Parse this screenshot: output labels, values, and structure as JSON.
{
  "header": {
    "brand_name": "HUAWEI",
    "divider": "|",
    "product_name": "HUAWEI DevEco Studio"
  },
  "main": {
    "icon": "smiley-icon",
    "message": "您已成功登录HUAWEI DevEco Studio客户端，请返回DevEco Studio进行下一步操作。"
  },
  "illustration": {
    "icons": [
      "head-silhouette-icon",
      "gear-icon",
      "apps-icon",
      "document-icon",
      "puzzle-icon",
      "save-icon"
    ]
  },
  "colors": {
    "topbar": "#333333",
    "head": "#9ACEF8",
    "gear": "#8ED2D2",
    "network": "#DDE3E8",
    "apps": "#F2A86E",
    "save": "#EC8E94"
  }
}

○ ○ ○ ○ ○ ○ ○

Extract the complete set of records unchanged.

Parse this screenshot: output labels, values, and structure as JSON.
{
  "header": {
    "brand_name": "HUAWEI",
    "divider": "|",
    "product_name": "HUAWEI DevEco Studio"
  },
  "main": {
    "icon": "smiley-icon",
    "message": "您已成功登录HUAWEI DevEco Studio客户端，请返回DevEco Studio进行下一步操作。"
  },
  "illustration": {
    "icons": [
      "head-silhouette-icon",
      "gear-icon",
      "apps-icon",
      "document-icon",
      "puzzle-icon",
      "save-icon"
    ]
  },
  "colors": {
    "topbar": "#333333",
    "head": "#9ACEF8",
    "gear": "#8ED2D2",
    "network": "#DDE3E8",
    "apps": "#F2A86E",
    "save": "#EC8E94"
  }
}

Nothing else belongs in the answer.